┌────────

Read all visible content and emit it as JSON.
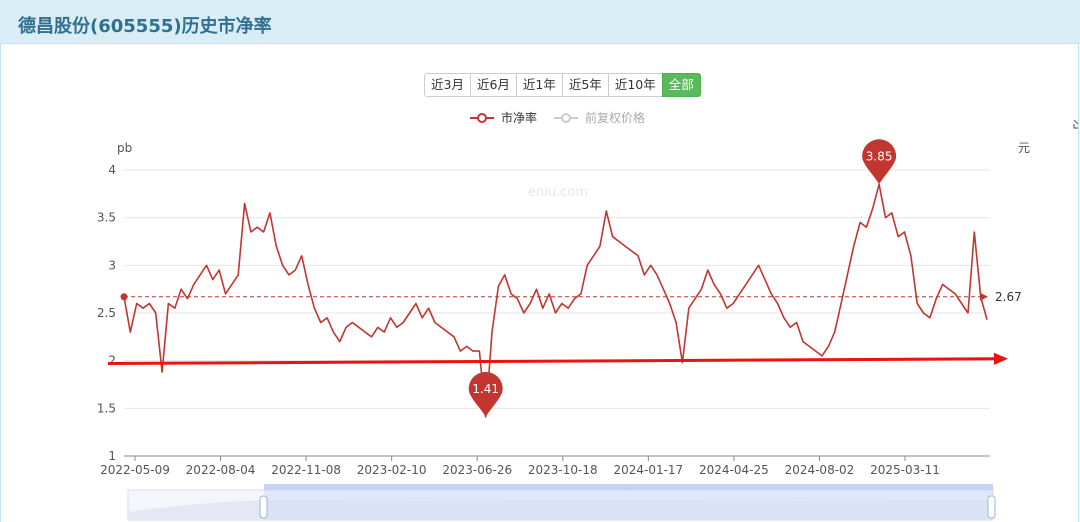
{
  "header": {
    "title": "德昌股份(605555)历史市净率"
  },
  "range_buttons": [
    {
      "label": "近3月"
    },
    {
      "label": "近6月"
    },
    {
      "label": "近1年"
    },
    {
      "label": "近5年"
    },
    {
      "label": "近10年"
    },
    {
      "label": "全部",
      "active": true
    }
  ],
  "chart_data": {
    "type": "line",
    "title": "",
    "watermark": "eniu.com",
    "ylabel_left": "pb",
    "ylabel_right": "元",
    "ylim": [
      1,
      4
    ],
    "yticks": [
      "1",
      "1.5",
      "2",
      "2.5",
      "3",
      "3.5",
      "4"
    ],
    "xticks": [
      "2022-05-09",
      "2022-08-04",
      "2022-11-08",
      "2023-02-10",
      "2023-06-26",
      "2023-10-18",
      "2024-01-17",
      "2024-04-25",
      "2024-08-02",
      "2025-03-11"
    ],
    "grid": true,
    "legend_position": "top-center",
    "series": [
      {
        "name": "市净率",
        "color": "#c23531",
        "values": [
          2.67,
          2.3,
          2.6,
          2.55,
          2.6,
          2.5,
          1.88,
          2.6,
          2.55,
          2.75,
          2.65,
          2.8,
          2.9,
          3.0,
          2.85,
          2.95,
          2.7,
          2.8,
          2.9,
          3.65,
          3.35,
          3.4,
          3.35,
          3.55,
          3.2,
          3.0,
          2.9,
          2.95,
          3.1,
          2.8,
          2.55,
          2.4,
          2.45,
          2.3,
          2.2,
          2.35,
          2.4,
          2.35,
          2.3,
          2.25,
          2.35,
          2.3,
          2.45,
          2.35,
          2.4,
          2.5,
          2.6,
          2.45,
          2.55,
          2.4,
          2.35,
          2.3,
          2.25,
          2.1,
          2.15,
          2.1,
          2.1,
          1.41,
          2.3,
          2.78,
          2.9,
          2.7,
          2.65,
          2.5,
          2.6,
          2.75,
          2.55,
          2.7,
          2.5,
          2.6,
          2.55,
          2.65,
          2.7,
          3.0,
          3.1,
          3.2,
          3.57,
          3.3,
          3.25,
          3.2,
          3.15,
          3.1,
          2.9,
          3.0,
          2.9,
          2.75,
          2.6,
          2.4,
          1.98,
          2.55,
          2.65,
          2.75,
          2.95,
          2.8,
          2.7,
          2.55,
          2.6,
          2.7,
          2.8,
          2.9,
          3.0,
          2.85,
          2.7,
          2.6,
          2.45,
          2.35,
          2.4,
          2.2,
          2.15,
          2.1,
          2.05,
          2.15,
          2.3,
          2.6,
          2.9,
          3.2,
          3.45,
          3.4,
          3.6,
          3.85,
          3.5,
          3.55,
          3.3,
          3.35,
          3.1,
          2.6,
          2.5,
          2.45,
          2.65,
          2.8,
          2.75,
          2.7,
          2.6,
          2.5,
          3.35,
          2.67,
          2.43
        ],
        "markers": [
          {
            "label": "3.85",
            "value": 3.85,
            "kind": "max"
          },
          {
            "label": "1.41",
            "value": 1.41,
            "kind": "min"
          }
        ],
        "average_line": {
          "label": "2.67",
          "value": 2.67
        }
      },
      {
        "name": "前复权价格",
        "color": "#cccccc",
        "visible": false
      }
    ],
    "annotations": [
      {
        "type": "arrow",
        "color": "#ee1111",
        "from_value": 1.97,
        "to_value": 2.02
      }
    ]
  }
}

└────────

**Task objective:**
Repeat each entry exactly as given; no pictures belong in the copy.

**Final result:**
Read all visible content and emit it as JSON.
{
  "header": {
    "title": "德昌股份(605555)历史市净率"
  },
  "range_buttons": [
    {
      "label": "近3月"
    },
    {
      "label": "近6月"
    },
    {
      "label": "近1年"
    },
    {
      "label": "近5年"
    },
    {
      "label": "近10年"
    },
    {
      "label": "全部",
      "active": true
    }
  ],
  "chart_data": {
    "type": "line",
    "title": "",
    "watermark": "eniu.com",
    "ylabel_left": "pb",
    "ylabel_right": "元",
    "ylim": [
      1,
      4
    ],
    "yticks": [
      "1",
      "1.5",
      "2",
      "2.5",
      "3",
      "3.5",
      "4"
    ],
    "xticks": [
      "2022-05-09",
      "2022-08-04",
      "2022-11-08",
      "2023-02-10",
      "2023-06-26",
      "2023-10-18",
      "2024-01-17",
      "2024-04-25",
      "2024-08-02",
      "2025-03-11"
    ],
    "grid": true,
    "legend_position": "top-center",
    "series": [
      {
        "name": "市净率",
        "color": "#c23531",
        "values": [
          2.67,
          2.3,
          2.6,
          2.55,
          2.6,
          2.5,
          1.88,
          2.6,
          2.55,
          2.75,
          2.65,
          2.8,
          2.9,
          3.0,
          2.85,
          2.95,
          2.7,
          2.8,
          2.9,
          3.65,
          3.35,
          3.4,
          3.35,
          3.55,
          3.2,
          3.0,
          2.9,
          2.95,
          3.1,
          2.8,
          2.55,
          2.4,
          2.45,
          2.3,
          2.2,
          2.35,
          2.4,
          2.35,
          2.3,
          2.25,
          2.35,
          2.3,
          2.45,
          2.35,
          2.4,
          2.5,
          2.6,
          2.45,
          2.55,
          2.4,
          2.35,
          2.3,
          2.25,
          2.1,
          2.15,
          2.1,
          2.1,
          1.41,
          2.3,
          2.78,
          2.9,
          2.7,
          2.65,
          2.5,
          2.6,
          2.75,
          2.55,
          2.7,
          2.5,
          2.6,
          2.55,
          2.65,
          2.7,
          3.0,
          3.1,
          3.2,
          3.57,
          3.3,
          3.25,
          3.2,
          3.15,
          3.1,
          2.9,
          3.0,
          2.9,
          2.75,
          2.6,
          2.4,
          1.98,
          2.55,
          2.65,
          2.75,
          2.95,
          2.8,
          2.7,
          2.55,
          2.6,
          2.7,
          2.8,
          2.9,
          3.0,
          2.85,
          2.7,
          2.6,
          2.45,
          2.35,
          2.4,
          2.2,
          2.15,
          2.1,
          2.05,
          2.15,
          2.3,
          2.6,
          2.9,
          3.2,
          3.45,
          3.4,
          3.6,
          3.85,
          3.5,
          3.55,
          3.3,
          3.35,
          3.1,
          2.6,
          2.5,
          2.45,
          2.65,
          2.8,
          2.75,
          2.7,
          2.6,
          2.5,
          3.35,
          2.67,
          2.43
        ],
        "markers": [
          {
            "label": "3.85",
            "value": 3.85,
            "kind": "max"
          },
          {
            "label": "1.41",
            "value": 1.41,
            "kind": "min"
          }
        ],
        "average_line": {
          "label": "2.67",
          "value": 2.67
        }
      },
      {
        "name": "前复权价格",
        "color": "#cccccc",
        "visible": false
      }
    ],
    "annotations": [
      {
        "type": "arrow",
        "color": "#ee1111",
        "from_value": 1.97,
        "to_value": 2.02
      }
    ]
  }
}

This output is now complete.